**SET EXERCISE**
Restate the material word for word and leave out anything that is a picture.

Stored entries:
_ _ _ _ _
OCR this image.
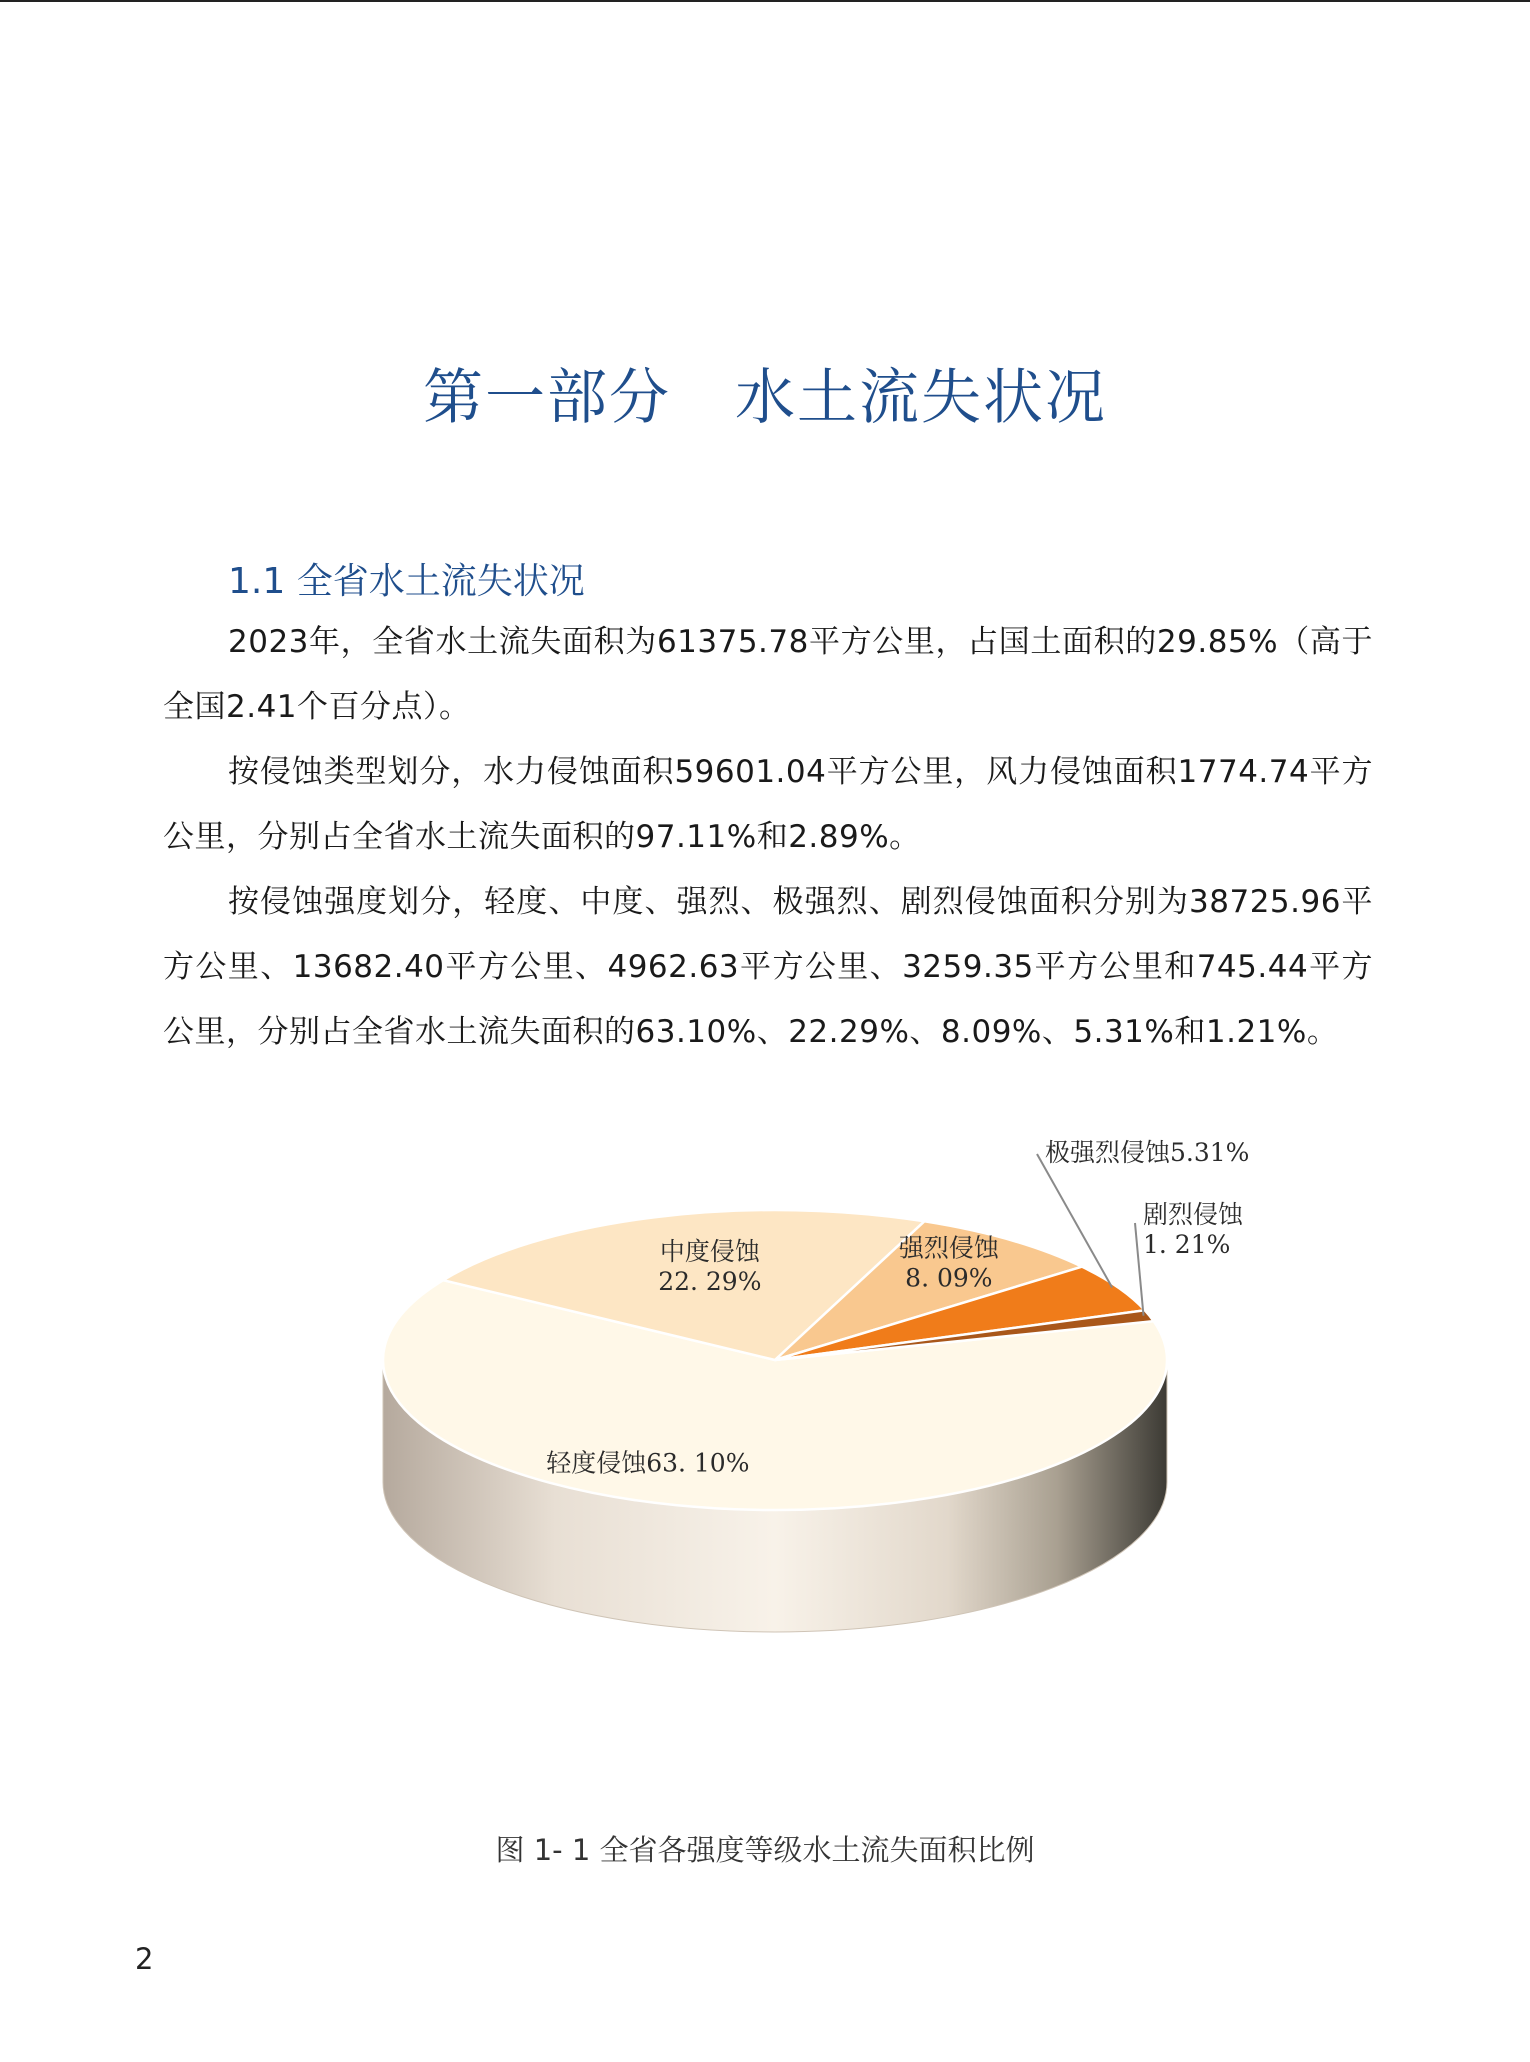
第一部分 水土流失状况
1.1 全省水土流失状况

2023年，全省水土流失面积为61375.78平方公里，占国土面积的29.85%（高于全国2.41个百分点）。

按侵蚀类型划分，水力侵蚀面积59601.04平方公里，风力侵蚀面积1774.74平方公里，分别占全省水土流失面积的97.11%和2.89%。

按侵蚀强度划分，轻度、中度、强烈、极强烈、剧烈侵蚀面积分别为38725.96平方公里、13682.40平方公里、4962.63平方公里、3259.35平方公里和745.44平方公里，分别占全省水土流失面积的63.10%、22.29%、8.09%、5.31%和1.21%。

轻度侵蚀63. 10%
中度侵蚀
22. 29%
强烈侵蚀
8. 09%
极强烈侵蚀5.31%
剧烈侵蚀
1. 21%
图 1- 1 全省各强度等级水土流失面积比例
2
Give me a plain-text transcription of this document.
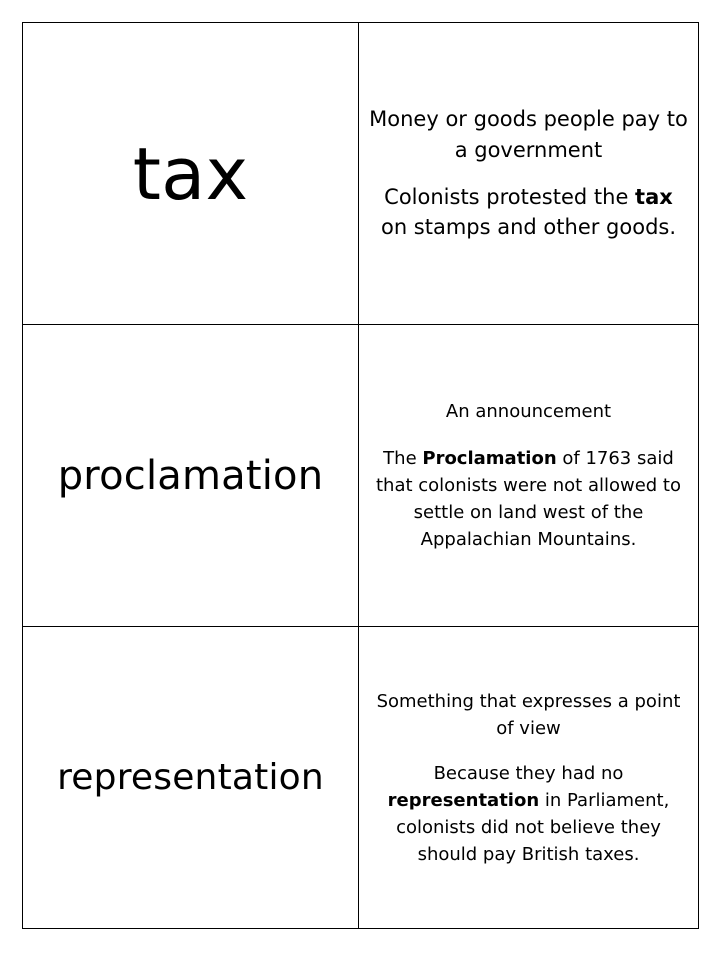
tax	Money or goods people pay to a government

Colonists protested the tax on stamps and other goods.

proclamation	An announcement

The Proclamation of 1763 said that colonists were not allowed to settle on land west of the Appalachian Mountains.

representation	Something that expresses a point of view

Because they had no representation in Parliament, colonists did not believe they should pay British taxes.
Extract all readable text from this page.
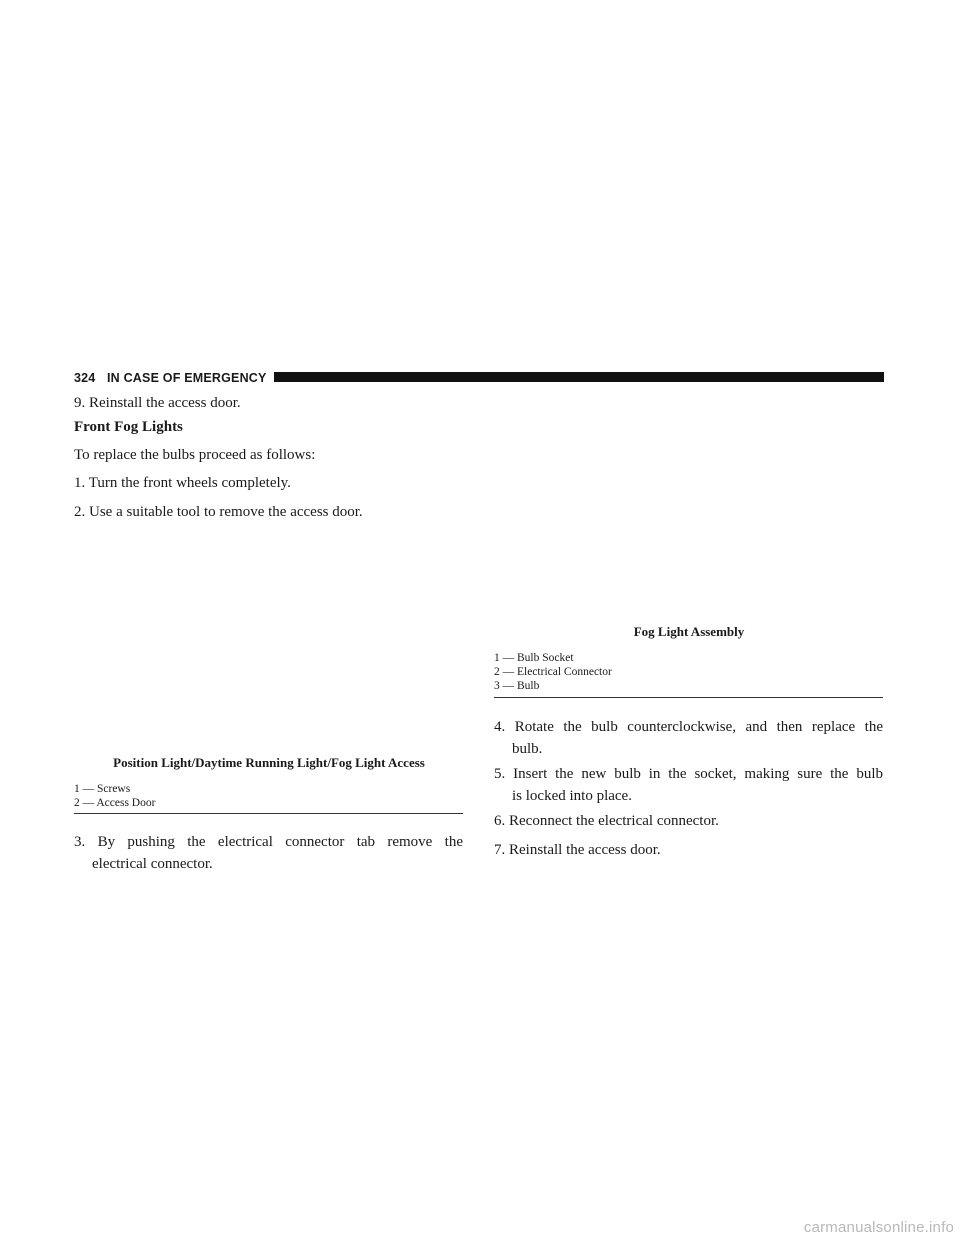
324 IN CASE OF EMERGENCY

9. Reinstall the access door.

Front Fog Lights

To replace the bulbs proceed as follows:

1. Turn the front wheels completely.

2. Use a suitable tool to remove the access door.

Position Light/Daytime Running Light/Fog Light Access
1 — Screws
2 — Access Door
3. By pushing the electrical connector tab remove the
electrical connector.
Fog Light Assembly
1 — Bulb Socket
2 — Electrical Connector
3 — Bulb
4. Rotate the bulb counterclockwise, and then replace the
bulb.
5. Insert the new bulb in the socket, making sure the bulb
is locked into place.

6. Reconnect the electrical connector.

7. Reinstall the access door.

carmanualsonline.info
_ _ _ _ _
**OUTPUT BELOW**
OCR this image.
第一部分 水土流失状况
1.1 全省水土流失状况

2023年，全省水土流失面积为61375.78平方公里，占国土面积的29.85%（高于全国2.41个百分点）。

按侵蚀类型划分，水力侵蚀面积59601.04平方公里，风力侵蚀面积1774.74平方公里，分别占全省水土流失面积的97.11%和2.89%。

按侵蚀强度划分，轻度、中度、强烈、极强烈、剧烈侵蚀面积分别为38725.96平方公里、13682.40平方公里、4962.63平方公里、3259.35平方公里和745.44平方公里，分别占全省水土流失面积的63.10%、22.29%、8.09%、5.31%和1.21%。

轻度侵蚀63. 10%
中度侵蚀
22. 29%
强烈侵蚀
8. 09%
极强烈侵蚀5.31%
剧烈侵蚀
1. 21%
图 1- 1 全省各强度等级水土流失面积比例
2
Give me a plain-text transcription of this document.
tax	Money or goods people pay to a government

Colonists protested the tax on stamps and other goods.

proclamation	An announcement

The Proclamation of 1763 said that colonists were not allowed to settle on land west of the Appalachian Mountains.

representation	Something that expresses a point of view

Because they had no representation in Parliament, colonists did not believe they should pay British taxes.
Extract all readable text from this page.
324 IN CASE OF EMERGENCY

9. Reinstall the access door.

Front Fog Lights

To replace the bulbs proceed as follows:

1. Turn the front wheels completely.

2. Use a suitable tool to remove the access door.

Position Light/Daytime Running Light/Fog Light Access
1 — Screws
2 — Access Door
3. By pushing the electrical connector tab remove the
electrical connector.
Fog Light Assembly
1 — Bulb Socket
2 — Electrical Connector
3 — Bulb
4. Rotate the bulb counterclockwise, and then replace the
bulb.
5. Insert the new bulb in the socket, making sure the bulb
is locked into place.

6. Reconnect the electrical connector.

7. Reinstall the access door.

carmanualsonline.info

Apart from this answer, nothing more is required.